Start of Supplied records
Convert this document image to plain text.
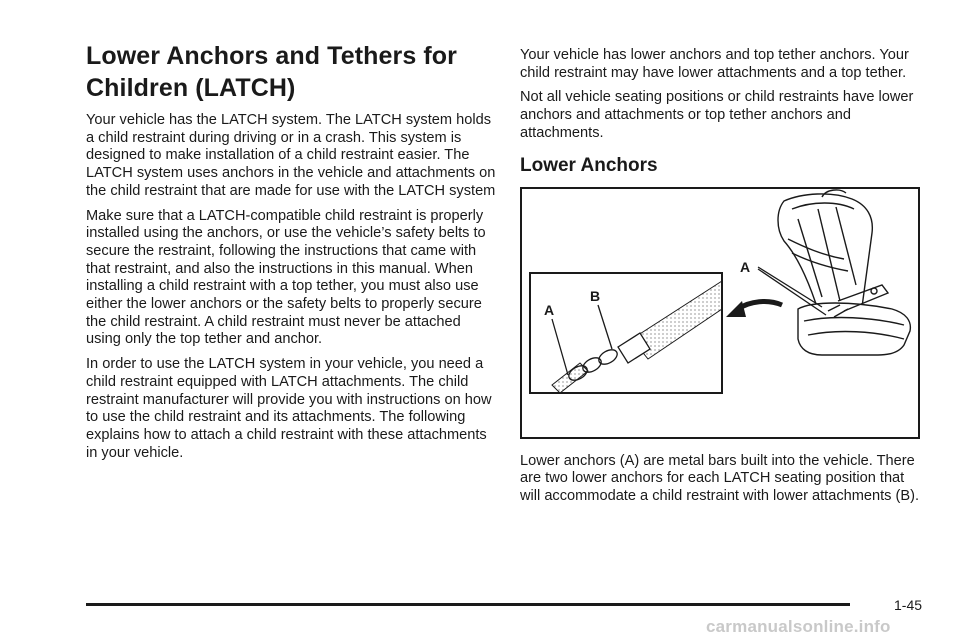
Lower Anchors and Tethers for Children (LATCH)

Your vehicle has the LATCH system. The LATCH system holds a child restraint during driving or in a crash. This system is designed to make installation of a child restraint easier. The LATCH system uses anchors in the vehicle and attachments on the child restraint that are made for use with the LATCH system

Make sure that a LATCH-compatible child restraint is properly installed using the anchors, or use the vehicle’s safety belts to secure the restraint, following the instructions that came with that restraint, and also the instructions in this manual. When installing a child restraint with a top tether, you must also use either the lower anchors or the safety belts to properly secure the child restraint. A child restraint must never be attached using only the top tether and anchor.

In order to use the LATCH system in your vehicle, you need a child restraint equipped with LATCH attachments. The child restraint manufacturer will provide you with instructions on how to use the child restraint and its attachments. The following explains how to attach a child restraint with these attachments in your vehicle.

Your vehicle has lower anchors and top tether anchors. Your child restraint may have lower attachments and a top tether.

Not all vehicle seating positions or child restraints have lower anchors and attachments or top tether anchors and attachments.

Lower Anchors
A
A
B

Lower anchors (A) are metal bars built into the vehicle. There are two lower anchors for each LATCH seating position that will accommodate a child restraint with lower attachments (B).

1-45
carmanualsonline.info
End of Supplied records
# [Instructions for the task]
Your copy should repeat each entry above exactly but contain no pictures.

# [The output]
Convert this document image to plain text.
Lower Anchors and Tethers for Children (LATCH)

Your vehicle has the LATCH system. The LATCH system holds a child restraint during driving or in a crash. This system is designed to make installation of a child restraint easier. The LATCH system uses anchors in the vehicle and attachments on the child restraint that are made for use with the LATCH system

Make sure that a LATCH-compatible child restraint is properly installed using the anchors, or use the vehicle’s safety belts to secure the restraint, following the instructions that came with that restraint, and also the instructions in this manual. When installing a child restraint with a top tether, you must also use either the lower anchors or the safety belts to properly secure the child restraint. A child restraint must never be attached using only the top tether and anchor.

In order to use the LATCH system in your vehicle, you need a child restraint equipped with LATCH attachments. The child restraint manufacturer will provide you with instructions on how to use the child restraint and its attachments. The following explains how to attach a child restraint with these attachments in your vehicle.

Your vehicle has lower anchors and top tether anchors. Your child restraint may have lower attachments and a top tether.

Not all vehicle seating positions or child restraints have lower anchors and attachments or top tether anchors and attachments.

Lower Anchors
A
A
B

Lower anchors (A) are metal bars built into the vehicle. There are two lower anchors for each LATCH seating position that will accommodate a child restraint with lower attachments (B).

1-45
carmanualsonline.info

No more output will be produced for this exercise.